[Listed records]:
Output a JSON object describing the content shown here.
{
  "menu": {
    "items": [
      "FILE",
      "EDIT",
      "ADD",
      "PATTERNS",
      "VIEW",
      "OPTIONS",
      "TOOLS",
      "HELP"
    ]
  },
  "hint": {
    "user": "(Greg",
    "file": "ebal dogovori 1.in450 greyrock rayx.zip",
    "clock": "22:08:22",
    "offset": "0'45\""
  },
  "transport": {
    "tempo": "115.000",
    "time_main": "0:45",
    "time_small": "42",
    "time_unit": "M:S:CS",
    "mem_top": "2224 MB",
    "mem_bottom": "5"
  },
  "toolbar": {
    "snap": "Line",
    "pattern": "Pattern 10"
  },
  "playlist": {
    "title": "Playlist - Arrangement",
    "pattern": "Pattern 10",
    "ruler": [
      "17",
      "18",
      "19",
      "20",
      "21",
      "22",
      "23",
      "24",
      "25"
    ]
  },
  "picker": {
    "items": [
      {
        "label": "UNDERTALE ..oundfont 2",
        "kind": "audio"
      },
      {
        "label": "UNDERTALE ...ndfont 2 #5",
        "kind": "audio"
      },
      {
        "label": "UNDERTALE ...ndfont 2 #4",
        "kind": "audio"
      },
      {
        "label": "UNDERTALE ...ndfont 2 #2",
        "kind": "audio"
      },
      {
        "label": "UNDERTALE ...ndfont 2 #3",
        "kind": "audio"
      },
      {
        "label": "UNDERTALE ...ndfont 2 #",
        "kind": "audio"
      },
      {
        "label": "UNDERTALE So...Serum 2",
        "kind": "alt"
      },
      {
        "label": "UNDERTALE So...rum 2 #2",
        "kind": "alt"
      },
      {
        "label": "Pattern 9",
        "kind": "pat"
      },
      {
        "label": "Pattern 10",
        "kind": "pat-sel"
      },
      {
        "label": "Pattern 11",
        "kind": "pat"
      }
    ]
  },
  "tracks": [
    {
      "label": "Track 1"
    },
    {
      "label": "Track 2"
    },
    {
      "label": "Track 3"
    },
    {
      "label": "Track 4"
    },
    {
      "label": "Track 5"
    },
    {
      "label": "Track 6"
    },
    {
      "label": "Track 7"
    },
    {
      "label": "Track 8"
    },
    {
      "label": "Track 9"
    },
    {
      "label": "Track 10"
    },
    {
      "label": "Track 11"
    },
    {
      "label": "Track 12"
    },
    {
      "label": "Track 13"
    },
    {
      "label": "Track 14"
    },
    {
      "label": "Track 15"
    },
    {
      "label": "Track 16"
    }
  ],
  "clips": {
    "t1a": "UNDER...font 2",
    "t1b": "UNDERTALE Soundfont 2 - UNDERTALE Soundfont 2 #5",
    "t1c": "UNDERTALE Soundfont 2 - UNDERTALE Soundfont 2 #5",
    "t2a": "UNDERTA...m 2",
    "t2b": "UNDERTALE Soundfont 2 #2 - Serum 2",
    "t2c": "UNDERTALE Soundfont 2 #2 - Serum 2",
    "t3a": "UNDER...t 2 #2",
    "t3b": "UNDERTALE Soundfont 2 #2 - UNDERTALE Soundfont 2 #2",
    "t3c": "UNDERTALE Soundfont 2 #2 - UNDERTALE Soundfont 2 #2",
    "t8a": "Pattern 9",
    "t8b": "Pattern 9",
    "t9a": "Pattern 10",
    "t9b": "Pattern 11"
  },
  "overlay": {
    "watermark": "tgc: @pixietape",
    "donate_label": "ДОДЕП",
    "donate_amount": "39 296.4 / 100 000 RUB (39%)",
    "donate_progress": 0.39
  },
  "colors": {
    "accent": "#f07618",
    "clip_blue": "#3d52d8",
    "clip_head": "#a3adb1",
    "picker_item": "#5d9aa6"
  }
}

[What to do]:
Copy down the whole of the data above, matching it exactly.

[Solution to this problem]:
Output a JSON object describing the content shown here.
{
  "menu": {
    "items": [
      "FILE",
      "EDIT",
      "ADD",
      "PATTERNS",
      "VIEW",
      "OPTIONS",
      "TOOLS",
      "HELP"
    ]
  },
  "hint": {
    "user": "(Greg",
    "file": "ebal dogovori 1.in450 greyrock rayx.zip",
    "clock": "22:08:22",
    "offset": "0'45\""
  },
  "transport": {
    "tempo": "115.000",
    "time_main": "0:45",
    "time_small": "42",
    "time_unit": "M:S:CS",
    "mem_top": "2224 MB",
    "mem_bottom": "5"
  },
  "toolbar": {
    "snap": "Line",
    "pattern": "Pattern 10"
  },
  "playlist": {
    "title": "Playlist - Arrangement",
    "pattern": "Pattern 10",
    "ruler": [
      "17",
      "18",
      "19",
      "20",
      "21",
      "22",
      "23",
      "24",
      "25"
    ]
  },
  "picker": {
    "items": [
      {
        "label": "UNDERTALE ..oundfont 2",
        "kind": "audio"
      },
      {
        "label": "UNDERTALE ...ndfont 2 #5",
        "kind": "audio"
      },
      {
        "label": "UNDERTALE ...ndfont 2 #4",
        "kind": "audio"
      },
      {
        "label": "UNDERTALE ...ndfont 2 #2",
        "kind": "audio"
      },
      {
        "label": "UNDERTALE ...ndfont 2 #3",
        "kind": "audio"
      },
      {
        "label": "UNDERTALE ...ndfont 2 #",
        "kind": "audio"
      },
      {
        "label": "UNDERTALE So...Serum 2",
        "kind": "alt"
      },
      {
        "label": "UNDERTALE So...rum 2 #2",
        "kind": "alt"
      },
      {
        "label": "Pattern 9",
        "kind": "pat"
      },
      {
        "label": "Pattern 10",
        "kind": "pat-sel"
      },
      {
        "label": "Pattern 11",
        "kind": "pat"
      }
    ]
  },
  "tracks": [
    {
      "label": "Track 1"
    },
    {
      "label": "Track 2"
    },
    {
      "label": "Track 3"
    },
    {
      "label": "Track 4"
    },
    {
      "label": "Track 5"
    },
    {
      "label": "Track 6"
    },
    {
      "label": "Track 7"
    },
    {
      "label": "Track 8"
    },
    {
      "label": "Track 9"
    },
    {
      "label": "Track 10"
    },
    {
      "label": "Track 11"
    },
    {
      "label": "Track 12"
    },
    {
      "label": "Track 13"
    },
    {
      "label": "Track 14"
    },
    {
      "label": "Track 15"
    },
    {
      "label": "Track 16"
    }
  ],
  "clips": {
    "t1a": "UNDER...font 2",
    "t1b": "UNDERTALE Soundfont 2 - UNDERTALE Soundfont 2 #5",
    "t1c": "UNDERTALE Soundfont 2 - UNDERTALE Soundfont 2 #5",
    "t2a": "UNDERTA...m 2",
    "t2b": "UNDERTALE Soundfont 2 #2 - Serum 2",
    "t2c": "UNDERTALE Soundfont 2 #2 - Serum 2",
    "t3a": "UNDER...t 2 #2",
    "t3b": "UNDERTALE Soundfont 2 #2 - UNDERTALE Soundfont 2 #2",
    "t3c": "UNDERTALE Soundfont 2 #2 - UNDERTALE Soundfont 2 #2",
    "t8a": "Pattern 9",
    "t8b": "Pattern 9",
    "t9a": "Pattern 10",
    "t9b": "Pattern 11"
  },
  "overlay": {
    "watermark": "tgc: @pixietape",
    "donate_label": "ДОДЕП",
    "donate_amount": "39 296.4 / 100 000 RUB (39%)",
    "donate_progress": 0.39
  },
  "colors": {
    "accent": "#f07618",
    "clip_blue": "#3d52d8",
    "clip_head": "#a3adb1",
    "picker_item": "#5d9aa6"
  }
}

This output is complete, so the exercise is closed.